Write out all records as given; omit images.

Data excerpts:
※
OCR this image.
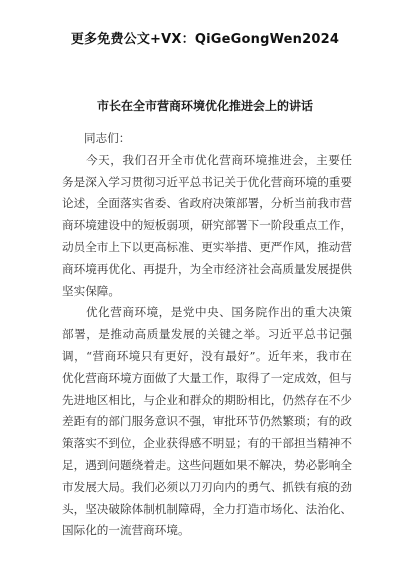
更多免费公文+VX：QiGeGongWen2024
市长在全市营商环境优化推进会上的讲话

同志们：

今天，我们召开全市优化营商环境推进会，主要任务是深入学习贯彻习近平总书记关于优化营商环境的重要论述，全面落实省委、省政府决策部署，分析当前我市营商环境建设中的短板弱项，研究部署下一阶段重点工作，动员全市上下以更高标准、更实举措、更严作风，推动营商环境再优化、再提升，为全市经济社会高质量发展提供坚实保障。

优化营商环境，是党中央、国务院作出的重大决策部署，是推动高质量发展的关键之举。习近平总书记强调，“营商环境只有更好，没有最好”。近年来，我市在优化营商环境方面做了大量工作，取得了一定成效，但与先进地区相比，与企业和群众的期盼相比，仍然存在不少差距有的部门服务意识不强，审批环节仍然繁琐；有的政策落实不到位，企业获得感不明显；有的干部担当精神不足，遇到问题绕着走。这些问题如果不解决，势必影响全市发展大局。我们必须以刀刃向内的勇气、抓铁有痕的劲头，坚决破除体制机制障碍，全力打造市场化、法治化、国际化的一流营商环境。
※
EXERCISE RESPONSE:
OCR this image.
更多免费公文+VX：QiGeGongWen2024
市长在全市营商环境优化推进会上的讲话

同志们：

今天，我们召开全市优化营商环境推进会，主要任务是深入学习贯彻习近平总书记关于优化营商环境的重要论述，全面落实省委、省政府决策部署，分析当前我市营商环境建设中的短板弱项，研究部署下一阶段重点工作，动员全市上下以更高标准、更实举措、更严作风，推动营商环境再优化、再提升，为全市经济社会高质量发展提供坚实保障。

优化营商环境，是党中央、国务院作出的重大决策部署，是推动高质量发展的关键之举。习近平总书记强调，“营商环境只有更好，没有最好”。近年来，我市在优化营商环境方面做了大量工作，取得了一定成效，但与先进地区相比，与企业和群众的期盼相比，仍然存在不少差距有的部门服务意识不强，审批环节仍然繁琐；有的政策落实不到位，企业获得感不明显；有的干部担当精神不足，遇到问题绕着走。这些问题如果不解决，势必影响全市发展大局。我们必须以刀刃向内的勇气、抓铁有痕的劲头，坚决破除体制机制障碍，全力打造市场化、法治化、国际化的一流营商环境。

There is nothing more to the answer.